- **Goal**: Draw out every line with the word "placeholder" from the listing below.

- **Data lines**:
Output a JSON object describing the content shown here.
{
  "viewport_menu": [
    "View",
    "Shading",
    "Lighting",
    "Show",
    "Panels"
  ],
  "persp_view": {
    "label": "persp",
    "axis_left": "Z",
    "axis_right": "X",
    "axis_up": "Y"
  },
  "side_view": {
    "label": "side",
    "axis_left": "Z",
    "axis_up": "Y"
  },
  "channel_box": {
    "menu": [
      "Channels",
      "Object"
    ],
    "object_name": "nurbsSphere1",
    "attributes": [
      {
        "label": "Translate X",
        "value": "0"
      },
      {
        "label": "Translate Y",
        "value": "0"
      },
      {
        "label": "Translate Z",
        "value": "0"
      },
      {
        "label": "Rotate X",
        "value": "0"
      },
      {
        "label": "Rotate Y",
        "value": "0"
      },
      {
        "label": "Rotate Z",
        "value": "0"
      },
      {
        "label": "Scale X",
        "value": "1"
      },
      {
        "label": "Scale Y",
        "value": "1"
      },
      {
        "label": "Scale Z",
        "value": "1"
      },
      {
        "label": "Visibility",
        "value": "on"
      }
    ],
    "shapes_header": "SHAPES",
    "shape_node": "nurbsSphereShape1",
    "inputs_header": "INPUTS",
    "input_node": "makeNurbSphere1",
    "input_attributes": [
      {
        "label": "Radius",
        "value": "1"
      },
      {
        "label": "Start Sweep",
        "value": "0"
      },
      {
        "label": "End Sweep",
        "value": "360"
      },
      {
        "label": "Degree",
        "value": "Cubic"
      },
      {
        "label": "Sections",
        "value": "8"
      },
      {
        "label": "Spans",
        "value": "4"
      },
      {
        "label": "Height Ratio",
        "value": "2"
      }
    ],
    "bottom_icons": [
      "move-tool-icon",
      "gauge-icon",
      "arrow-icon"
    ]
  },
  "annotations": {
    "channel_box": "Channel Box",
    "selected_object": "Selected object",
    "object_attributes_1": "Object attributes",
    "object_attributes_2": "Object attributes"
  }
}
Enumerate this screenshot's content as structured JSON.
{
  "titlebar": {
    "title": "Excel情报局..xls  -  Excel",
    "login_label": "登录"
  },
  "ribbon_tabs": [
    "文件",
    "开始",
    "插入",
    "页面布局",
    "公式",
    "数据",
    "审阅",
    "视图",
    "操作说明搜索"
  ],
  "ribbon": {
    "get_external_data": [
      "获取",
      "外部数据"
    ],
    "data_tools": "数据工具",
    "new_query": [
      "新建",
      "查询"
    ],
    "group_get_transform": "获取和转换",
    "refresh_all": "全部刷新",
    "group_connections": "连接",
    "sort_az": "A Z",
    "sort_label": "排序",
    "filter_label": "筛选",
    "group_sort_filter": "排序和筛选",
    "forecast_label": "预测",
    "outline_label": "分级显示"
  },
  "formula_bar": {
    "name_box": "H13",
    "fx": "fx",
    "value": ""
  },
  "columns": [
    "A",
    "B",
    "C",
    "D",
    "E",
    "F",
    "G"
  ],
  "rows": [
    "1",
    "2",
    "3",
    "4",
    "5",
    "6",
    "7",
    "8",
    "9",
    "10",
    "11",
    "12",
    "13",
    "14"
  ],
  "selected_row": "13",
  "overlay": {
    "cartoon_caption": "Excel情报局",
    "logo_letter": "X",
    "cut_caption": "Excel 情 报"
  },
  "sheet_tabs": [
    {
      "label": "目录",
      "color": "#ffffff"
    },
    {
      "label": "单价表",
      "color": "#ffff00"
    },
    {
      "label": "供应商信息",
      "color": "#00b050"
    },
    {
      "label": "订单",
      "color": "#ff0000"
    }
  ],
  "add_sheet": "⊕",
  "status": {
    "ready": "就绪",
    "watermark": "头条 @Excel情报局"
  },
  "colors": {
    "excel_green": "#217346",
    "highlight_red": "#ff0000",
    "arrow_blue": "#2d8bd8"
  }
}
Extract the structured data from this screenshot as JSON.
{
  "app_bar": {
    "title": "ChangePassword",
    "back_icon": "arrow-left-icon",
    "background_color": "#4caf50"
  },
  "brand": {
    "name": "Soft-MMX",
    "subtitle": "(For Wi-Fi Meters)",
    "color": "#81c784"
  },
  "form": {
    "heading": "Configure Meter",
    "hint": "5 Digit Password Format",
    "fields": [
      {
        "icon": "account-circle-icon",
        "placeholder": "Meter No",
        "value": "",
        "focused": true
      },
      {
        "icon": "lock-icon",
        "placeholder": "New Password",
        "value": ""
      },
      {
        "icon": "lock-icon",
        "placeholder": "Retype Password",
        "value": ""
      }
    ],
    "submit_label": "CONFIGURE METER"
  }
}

- **Written answer**:
        "placeholder": "Meter No",
        "placeholder": "New Password",
        "placeholder": "Retype Password",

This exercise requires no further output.